- [WORK REQUIRED]: From the line that includes "Decode this image" to the last line of the data, quote each line precisely; both boundary lines belong in the answer.

- [Figure data in JSON]:
....
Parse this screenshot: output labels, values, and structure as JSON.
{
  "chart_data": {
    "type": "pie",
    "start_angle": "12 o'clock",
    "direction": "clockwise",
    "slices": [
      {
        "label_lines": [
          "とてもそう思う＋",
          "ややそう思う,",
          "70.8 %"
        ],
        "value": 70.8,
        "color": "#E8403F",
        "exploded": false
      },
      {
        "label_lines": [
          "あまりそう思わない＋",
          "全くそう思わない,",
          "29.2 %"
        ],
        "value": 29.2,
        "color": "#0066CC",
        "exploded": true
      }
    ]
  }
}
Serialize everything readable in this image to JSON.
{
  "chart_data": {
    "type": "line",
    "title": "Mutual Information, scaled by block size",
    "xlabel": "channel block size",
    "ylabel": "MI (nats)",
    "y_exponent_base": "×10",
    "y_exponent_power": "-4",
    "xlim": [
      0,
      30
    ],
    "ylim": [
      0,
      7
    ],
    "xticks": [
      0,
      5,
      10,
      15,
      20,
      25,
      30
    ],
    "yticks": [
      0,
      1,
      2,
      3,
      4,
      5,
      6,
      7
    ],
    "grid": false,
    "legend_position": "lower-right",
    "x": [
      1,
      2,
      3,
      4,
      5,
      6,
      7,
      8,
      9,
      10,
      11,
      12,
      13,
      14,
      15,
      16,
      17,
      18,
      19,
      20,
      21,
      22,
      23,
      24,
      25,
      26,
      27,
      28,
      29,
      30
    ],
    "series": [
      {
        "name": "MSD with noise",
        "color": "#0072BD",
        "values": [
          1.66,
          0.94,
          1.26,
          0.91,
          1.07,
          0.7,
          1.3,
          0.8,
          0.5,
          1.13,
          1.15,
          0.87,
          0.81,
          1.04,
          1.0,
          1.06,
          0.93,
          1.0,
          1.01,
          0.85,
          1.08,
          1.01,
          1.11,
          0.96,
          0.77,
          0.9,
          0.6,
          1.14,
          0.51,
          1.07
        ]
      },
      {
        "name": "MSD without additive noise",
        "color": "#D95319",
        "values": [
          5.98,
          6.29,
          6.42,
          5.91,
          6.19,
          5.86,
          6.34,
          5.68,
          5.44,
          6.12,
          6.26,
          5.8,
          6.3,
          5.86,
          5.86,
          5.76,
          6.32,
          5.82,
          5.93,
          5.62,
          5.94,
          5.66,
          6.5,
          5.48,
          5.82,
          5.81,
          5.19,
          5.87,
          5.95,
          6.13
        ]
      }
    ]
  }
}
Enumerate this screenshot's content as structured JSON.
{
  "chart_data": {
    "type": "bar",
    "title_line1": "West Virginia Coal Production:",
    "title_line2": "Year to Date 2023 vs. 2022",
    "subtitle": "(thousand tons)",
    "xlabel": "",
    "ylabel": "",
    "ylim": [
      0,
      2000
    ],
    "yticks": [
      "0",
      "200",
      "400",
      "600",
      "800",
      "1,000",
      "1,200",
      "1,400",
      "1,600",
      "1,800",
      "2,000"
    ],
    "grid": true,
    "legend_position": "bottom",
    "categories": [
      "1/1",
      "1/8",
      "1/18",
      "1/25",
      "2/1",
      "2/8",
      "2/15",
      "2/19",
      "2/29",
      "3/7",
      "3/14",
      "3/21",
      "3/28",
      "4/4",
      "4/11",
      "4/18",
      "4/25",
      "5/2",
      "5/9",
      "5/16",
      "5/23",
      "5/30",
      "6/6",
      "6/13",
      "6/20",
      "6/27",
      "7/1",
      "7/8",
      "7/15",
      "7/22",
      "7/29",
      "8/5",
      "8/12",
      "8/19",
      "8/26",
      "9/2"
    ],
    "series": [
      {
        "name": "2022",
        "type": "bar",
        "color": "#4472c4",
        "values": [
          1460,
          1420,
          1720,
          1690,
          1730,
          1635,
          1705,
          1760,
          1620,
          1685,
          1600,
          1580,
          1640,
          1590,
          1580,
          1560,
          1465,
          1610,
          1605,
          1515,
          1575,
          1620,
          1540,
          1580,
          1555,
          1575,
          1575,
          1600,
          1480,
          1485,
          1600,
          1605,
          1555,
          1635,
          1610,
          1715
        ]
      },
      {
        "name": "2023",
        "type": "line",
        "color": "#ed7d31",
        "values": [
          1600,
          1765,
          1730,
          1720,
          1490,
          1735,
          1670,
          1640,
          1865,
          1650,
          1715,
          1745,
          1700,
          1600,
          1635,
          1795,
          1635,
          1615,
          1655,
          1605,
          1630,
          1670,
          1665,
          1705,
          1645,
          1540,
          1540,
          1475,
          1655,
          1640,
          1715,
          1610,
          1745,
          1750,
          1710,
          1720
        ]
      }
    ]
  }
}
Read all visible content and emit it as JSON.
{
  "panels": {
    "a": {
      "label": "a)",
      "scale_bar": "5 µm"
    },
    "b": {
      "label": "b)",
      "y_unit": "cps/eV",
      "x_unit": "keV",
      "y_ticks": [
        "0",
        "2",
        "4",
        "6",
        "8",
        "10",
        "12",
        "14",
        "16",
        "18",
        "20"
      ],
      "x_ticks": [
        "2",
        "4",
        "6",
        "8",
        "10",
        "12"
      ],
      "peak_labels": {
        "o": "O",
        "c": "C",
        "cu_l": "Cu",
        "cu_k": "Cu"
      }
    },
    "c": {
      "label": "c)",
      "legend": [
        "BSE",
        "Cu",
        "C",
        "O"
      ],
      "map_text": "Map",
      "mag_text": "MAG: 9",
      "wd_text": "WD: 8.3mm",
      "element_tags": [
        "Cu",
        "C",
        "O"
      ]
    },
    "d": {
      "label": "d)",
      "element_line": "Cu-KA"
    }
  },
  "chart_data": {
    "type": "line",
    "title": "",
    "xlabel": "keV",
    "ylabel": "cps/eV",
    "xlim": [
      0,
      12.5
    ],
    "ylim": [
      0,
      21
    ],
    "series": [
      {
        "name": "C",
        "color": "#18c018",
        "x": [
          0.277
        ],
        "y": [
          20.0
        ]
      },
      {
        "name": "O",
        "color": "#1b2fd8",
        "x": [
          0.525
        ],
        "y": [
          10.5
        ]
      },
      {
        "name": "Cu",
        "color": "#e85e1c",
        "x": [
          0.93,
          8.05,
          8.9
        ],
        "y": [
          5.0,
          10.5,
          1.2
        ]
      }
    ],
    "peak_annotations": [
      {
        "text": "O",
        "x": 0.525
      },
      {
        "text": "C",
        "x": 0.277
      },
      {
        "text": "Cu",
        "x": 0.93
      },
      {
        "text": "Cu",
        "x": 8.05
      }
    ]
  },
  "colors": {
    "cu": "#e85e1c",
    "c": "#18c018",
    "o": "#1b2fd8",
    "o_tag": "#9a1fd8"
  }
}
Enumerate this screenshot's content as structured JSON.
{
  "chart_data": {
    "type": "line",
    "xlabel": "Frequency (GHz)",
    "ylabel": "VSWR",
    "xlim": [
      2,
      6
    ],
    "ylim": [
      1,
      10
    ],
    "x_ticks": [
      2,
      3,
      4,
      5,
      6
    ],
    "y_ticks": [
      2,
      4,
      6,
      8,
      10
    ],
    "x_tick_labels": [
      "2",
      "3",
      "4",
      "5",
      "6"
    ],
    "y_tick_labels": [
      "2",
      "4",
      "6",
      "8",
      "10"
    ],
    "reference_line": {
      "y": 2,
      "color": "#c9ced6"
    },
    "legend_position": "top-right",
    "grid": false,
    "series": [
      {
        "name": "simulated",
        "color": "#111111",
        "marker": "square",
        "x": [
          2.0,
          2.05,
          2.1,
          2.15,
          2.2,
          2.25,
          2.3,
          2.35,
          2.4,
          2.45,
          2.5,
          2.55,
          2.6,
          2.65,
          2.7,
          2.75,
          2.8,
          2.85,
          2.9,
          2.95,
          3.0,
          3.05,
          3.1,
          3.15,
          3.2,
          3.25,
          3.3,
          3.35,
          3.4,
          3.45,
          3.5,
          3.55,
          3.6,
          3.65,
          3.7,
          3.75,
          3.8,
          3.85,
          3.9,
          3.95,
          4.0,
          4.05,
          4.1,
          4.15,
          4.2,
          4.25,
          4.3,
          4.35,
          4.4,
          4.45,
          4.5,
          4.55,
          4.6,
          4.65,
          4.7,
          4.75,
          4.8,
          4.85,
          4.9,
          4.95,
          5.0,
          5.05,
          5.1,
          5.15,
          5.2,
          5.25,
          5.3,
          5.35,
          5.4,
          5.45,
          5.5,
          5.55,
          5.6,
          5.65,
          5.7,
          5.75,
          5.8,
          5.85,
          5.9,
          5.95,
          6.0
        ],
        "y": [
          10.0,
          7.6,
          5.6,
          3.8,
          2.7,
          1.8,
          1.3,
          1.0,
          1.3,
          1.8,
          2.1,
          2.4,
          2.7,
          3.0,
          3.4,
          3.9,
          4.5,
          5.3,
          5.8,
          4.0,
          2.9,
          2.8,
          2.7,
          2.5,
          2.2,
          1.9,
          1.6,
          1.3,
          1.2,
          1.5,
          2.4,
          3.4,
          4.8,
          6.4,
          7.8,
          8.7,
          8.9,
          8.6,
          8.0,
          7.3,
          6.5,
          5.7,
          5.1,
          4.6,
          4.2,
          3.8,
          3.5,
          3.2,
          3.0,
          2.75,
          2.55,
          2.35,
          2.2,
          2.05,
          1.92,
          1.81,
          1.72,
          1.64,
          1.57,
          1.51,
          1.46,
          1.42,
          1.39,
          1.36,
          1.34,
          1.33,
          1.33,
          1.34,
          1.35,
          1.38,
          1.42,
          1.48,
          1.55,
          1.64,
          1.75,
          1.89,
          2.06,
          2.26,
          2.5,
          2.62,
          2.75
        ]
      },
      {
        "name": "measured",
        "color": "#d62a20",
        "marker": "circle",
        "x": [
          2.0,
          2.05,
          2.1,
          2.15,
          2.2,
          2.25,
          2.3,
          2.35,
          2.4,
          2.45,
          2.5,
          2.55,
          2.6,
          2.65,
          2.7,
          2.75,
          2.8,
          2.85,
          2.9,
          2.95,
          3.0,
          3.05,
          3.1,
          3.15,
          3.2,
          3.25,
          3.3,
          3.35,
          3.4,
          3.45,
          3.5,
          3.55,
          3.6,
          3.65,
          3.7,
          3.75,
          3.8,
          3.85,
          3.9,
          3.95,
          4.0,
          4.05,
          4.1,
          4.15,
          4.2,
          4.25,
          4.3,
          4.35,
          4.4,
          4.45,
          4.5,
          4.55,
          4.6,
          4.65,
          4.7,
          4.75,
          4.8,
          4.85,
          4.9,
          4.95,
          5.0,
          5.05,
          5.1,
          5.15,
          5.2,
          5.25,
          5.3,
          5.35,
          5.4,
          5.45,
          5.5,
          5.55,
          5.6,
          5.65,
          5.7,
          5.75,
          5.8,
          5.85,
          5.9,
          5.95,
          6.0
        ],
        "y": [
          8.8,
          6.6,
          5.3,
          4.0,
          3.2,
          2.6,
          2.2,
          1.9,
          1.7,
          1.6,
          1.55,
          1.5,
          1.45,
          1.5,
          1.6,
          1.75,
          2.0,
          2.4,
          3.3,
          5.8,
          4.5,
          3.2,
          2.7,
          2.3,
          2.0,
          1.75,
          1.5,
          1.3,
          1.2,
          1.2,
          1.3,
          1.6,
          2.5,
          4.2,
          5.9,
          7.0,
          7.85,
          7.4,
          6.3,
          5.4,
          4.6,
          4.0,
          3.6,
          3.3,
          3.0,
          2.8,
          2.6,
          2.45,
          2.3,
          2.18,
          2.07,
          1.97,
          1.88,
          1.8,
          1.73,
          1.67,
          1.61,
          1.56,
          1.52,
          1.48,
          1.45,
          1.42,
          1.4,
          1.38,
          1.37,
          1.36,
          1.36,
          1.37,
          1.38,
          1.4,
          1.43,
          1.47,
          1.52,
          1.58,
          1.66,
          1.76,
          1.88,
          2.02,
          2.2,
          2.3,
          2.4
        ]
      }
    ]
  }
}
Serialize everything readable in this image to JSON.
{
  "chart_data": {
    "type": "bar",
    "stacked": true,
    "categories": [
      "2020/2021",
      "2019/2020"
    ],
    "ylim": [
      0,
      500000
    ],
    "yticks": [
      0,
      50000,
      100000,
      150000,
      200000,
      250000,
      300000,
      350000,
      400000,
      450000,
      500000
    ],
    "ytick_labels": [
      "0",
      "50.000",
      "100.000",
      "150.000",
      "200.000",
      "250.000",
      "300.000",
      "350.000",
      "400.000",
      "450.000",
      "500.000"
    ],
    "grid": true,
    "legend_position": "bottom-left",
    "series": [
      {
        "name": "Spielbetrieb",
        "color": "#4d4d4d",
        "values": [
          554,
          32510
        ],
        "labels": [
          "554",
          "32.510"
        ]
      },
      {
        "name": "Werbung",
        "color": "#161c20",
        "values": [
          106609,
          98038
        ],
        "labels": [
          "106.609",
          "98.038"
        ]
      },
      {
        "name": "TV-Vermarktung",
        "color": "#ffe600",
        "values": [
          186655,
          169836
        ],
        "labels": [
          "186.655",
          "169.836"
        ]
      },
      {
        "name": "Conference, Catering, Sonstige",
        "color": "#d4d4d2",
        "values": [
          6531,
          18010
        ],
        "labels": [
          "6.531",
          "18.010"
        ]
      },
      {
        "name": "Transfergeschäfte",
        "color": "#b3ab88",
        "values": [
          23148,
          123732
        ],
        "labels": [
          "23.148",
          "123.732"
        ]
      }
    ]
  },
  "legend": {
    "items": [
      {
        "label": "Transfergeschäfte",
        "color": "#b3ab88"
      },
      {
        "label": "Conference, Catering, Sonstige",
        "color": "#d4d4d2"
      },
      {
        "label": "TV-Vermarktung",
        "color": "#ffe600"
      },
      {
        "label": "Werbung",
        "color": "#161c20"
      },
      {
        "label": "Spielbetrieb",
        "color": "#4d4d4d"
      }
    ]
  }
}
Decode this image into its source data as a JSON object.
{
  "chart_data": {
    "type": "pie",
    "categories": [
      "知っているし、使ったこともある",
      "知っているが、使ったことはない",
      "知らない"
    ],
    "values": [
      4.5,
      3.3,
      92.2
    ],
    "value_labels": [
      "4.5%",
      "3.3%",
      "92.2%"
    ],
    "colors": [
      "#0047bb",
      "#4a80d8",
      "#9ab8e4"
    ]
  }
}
....
- [ANSWER FOR THE TASK]:
Decode this image into its source data as a JSON object.
{
  "chart_data": {
    "type": "pie",
    "categories": [
      "知っているし、使ったこともある",
      "知っているが、使ったことはない",
      "知らない"
    ],
    "values": [
      4.5,
      3.3,
      92.2
    ],
    "value_labels": [
      "4.5%",
      "3.3%",
      "92.2%"
    ],
    "colors": [
      "#0047bb",
      "#4a80d8",
      "#9ab8e4"
    ]
  }
}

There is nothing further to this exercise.